**Requirement:** Look through the material below, count the lines containing the word "income", and state only the count.

Data listing:

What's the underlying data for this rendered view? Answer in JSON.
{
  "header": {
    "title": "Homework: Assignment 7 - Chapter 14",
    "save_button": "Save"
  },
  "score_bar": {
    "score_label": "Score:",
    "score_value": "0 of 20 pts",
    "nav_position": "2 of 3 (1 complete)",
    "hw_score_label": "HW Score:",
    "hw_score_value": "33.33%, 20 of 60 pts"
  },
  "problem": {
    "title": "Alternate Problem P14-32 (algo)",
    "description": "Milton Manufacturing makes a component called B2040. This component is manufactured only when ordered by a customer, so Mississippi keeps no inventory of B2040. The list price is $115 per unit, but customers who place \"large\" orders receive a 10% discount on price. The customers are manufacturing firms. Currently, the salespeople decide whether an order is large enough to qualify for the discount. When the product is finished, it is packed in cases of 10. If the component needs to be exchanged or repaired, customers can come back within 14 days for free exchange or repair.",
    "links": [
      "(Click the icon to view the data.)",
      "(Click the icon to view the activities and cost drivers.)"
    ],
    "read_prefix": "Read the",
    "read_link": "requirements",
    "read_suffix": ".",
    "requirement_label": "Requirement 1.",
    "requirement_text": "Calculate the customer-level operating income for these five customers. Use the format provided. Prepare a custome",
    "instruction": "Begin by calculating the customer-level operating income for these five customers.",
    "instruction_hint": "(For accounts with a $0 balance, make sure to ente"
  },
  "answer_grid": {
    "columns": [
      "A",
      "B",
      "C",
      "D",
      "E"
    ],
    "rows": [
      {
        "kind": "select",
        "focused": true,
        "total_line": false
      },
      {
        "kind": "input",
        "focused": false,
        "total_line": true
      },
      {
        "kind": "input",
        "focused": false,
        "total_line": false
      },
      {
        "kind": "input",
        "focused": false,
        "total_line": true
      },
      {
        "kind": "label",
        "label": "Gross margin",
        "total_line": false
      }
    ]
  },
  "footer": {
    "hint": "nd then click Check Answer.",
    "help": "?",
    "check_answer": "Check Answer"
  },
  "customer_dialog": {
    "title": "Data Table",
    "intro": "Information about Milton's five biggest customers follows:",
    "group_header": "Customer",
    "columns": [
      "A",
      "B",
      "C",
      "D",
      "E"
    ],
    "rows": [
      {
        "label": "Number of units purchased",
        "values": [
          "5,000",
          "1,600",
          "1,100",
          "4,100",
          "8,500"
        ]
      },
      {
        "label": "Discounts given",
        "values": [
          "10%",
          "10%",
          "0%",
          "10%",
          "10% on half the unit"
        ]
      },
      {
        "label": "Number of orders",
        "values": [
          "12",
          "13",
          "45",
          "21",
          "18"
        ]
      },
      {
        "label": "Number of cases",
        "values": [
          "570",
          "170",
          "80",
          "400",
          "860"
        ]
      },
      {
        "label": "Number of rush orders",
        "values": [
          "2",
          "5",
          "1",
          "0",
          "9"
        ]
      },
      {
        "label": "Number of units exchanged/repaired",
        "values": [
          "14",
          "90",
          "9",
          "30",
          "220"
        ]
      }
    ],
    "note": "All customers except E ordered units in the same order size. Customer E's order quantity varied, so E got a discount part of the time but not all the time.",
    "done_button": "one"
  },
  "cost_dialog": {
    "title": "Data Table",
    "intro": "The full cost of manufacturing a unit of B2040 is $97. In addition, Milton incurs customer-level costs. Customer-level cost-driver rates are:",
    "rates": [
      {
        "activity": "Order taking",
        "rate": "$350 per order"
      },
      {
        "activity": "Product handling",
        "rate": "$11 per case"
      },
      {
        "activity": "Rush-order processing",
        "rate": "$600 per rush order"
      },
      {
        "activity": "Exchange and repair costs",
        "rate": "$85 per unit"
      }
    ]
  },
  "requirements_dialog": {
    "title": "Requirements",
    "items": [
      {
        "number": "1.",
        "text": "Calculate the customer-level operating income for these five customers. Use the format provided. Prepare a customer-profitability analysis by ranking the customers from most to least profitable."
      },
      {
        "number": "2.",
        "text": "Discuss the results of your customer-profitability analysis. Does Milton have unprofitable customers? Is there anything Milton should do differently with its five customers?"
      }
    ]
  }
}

**Written answer:** 3